• [Tindakan yang Diperlukan]:
[a] Dalam teks tentang Marxisme dan Stalinisme, mengapa Stalinisme dan negeri-negeri satelitnya di Eropa Timur disebut lebih dekat pada rezim totaliter daripada sosialisme? Jawab dalam satu sampai tiga kalimat.
[b] Apakah tiap pernyataan berikut sesuai dengan teks tentang Marxisme dan Stalinisme? Jawab ya atau tidak untuk masing-masing, lalu kutip kata-kata penentunya persis dari teks. (i) Propaganda pers borjuis lebih kuat daripada kesengsaraan kaum muda Amerika di bawah kapitalisme. (ii) Stalinisme berdiri di atas kemunduran revolusi akibat keterisolasian dan keterbelakangan ekonomi Rusia. (iii) Upaya mendiskreditkan Marxisme dengan kejahatan Stalinisme berhasil menipu banyak orang.
[c] Lanjutkan teks tentang Marxisme dan Stalinisme, dimulai setelah kalimat terakhirnya.

• [Teks Kutipan]:
Orang-orang beralih ke gagasan revolusioner hanya ketika setiap mimpi
lainnya telah memudar menjadi kesedihan karena kesengsaraan. Kesengsaraan kaum
muda Amerika di bawah kapitalisme jauh lebih kuat dibandingkan propaganda
pers-pers borjuis mengenai kekejaman komunisme. Namun upaya mereka untuk
mendiskreditkan gagasan Marxisme dengan kejahatan Stalinisme tidak pernah
menipu siapapun. Stalinisme berdiri di atas basis kemunduran revolusi yang
diakibatkan keterisolasian dan keterbelakangan ekonomi Rusia. Kondisi ini
mengakibatkan bangkitnya birokratisme yang dipersonifikasi oleh rezim Stalin.
Tidak adanya demokrasi pekerja membuat kasta parasit ini mengambil
keuntungan atas capaian revolusi. Birokrasi mencekik kehidupan pekerja sehingga
pekerja tidak mampu menjalankan kontrol atas masyarakat. Oleh karenanya
Stalinisme dan negeri-negeri satelit mereka di Eropa Timur lebih dekat pada
rezim totaliter dibanding sosialisme. Kenyataannya ini bukan Marxisme melainkan
karikaturnya yakni Stalinisme.

• [Bagian Data]:
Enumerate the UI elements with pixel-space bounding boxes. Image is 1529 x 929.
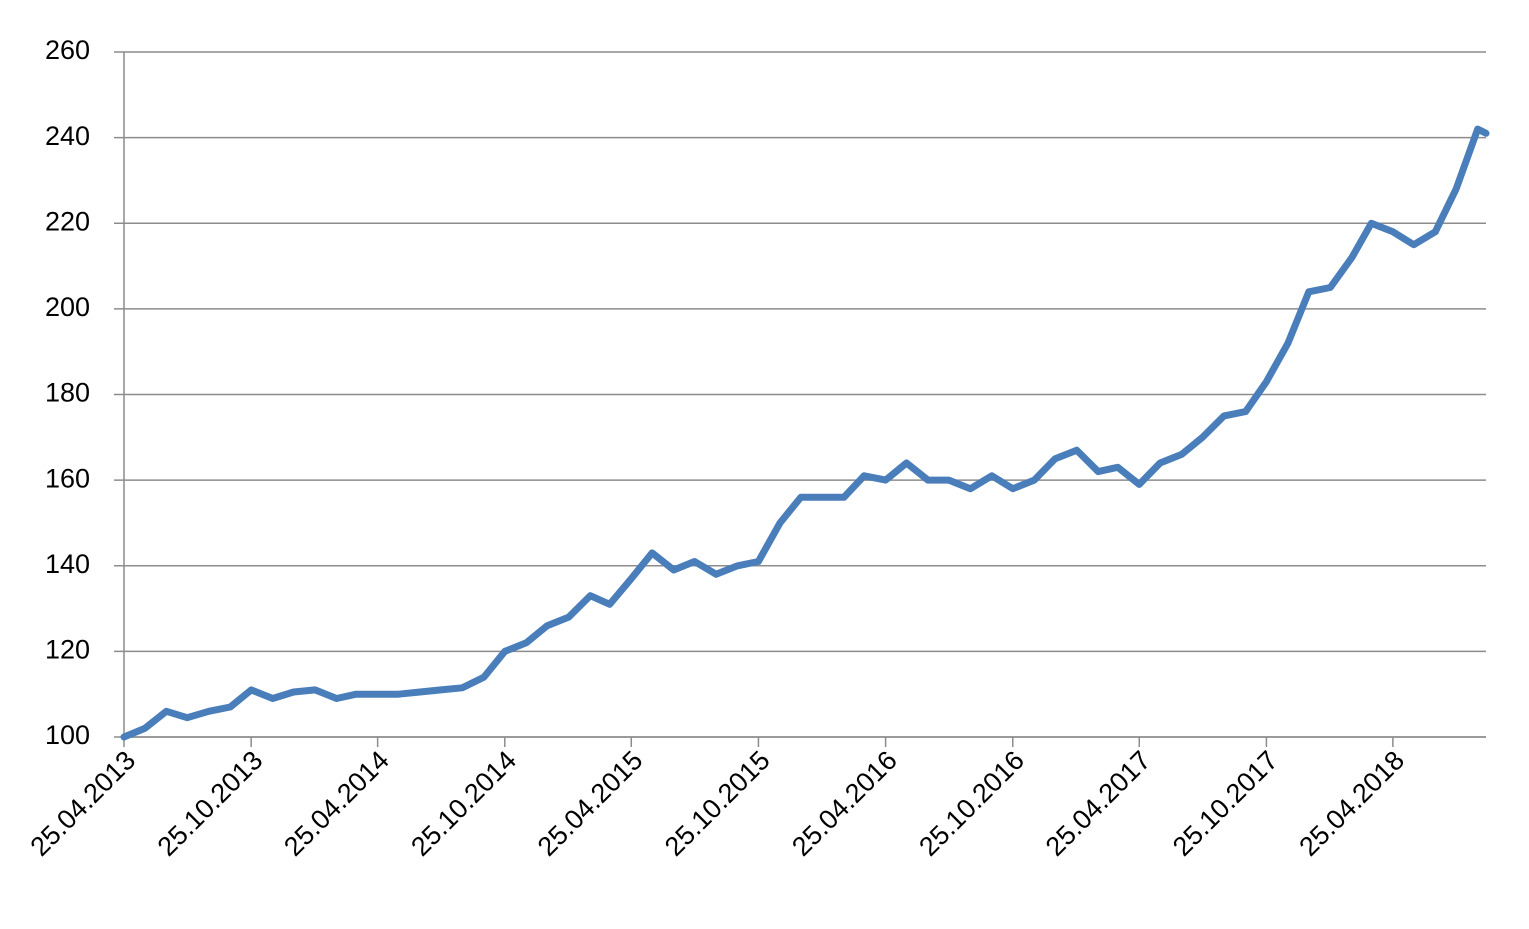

• [Hasil Tiap Tugas]:
[a] Tidak adanya demokrasi pekerja membuat kasta parasit, yaitu birokrasi, mengambil keuntungan atas capaian revolusi. Birokrasi mencekik kehidupan pekerja sehingga pekerja tidak mampu menjalankan kontrol atas masyarakat.

[b]
(i) Tidak: "Kesengsaraan kaum muda Amerika di bawah kapitalisme jauh lebih kuat dibandingkan propaganda pers-pers borjuis mengenai kekejaman komunisme."
(ii) Ya: "Stalinisme berdiri di atas basis kemunduran revolusi yang diakibatkan keterisolasian dan keterbelakangan ekonomi Rusia."
(iii) Tidak: "Namun upaya mereka untuk mendiskreditkan gagasan Marxisme dengan kejahatan Stalinisme tidak pernah menipu siapapun."

[c]
Kaum muda masih belum memahami sepenuhnya mengenai sosialisme, dan kata
“sosialisme” masih menjadi pertanyaan terbuka. Kebanyakan yang mereka pahami
mengenai sosialisme adalah semacam “kapitalisme manusiawi”, yakni
kapitalisme yang fitur jeleknya telah dihilangkan. Sebuah sistem kontrol sosial
terhadap perawatan kesehatan dan pensiun yang menghendaki pajak terhadap
orang-orang kaya. Pengertian terhadap sosialisme seperti ini adalah radikal
dalam benak kaum muda Amerika yang baru terbangunkan oleh krisis. Ini adalah
revolusi yang sedang menyelinap dalam kesadaran kaum muda yang tampil dalam
bentuk kasarnya.
Seiring dengan menajamnya krisis, pertanyaan ini akan segera berubah
menjadi masalah kelas: reformasi atau revolusi; Bernstein atau Lenin. Mereka
akan segera memahami bahwa sebuah pemerintahan sosialis bukan memindahkan
batu-batu ke perbatasan, tetapi melemparkannya jauh ke laut. Kondisi dunia hari
ini ditandai oleh gejolak politik, krisis ekonomi, dan ketegangan geopolitik
yang mengarahkan kita meninjau kembali Lenin. Guratan-guratan sejarah telah
menunjukkan alur yang jelas. Kami telah melihat alur Lenin telah ditabur dengan
benih kehidupan baru umat manusia yang tidak dapat dihancurkan. Cepat atau
lambat kaum muda akan memahaminya.
Selamat
datang kembali, Lenin!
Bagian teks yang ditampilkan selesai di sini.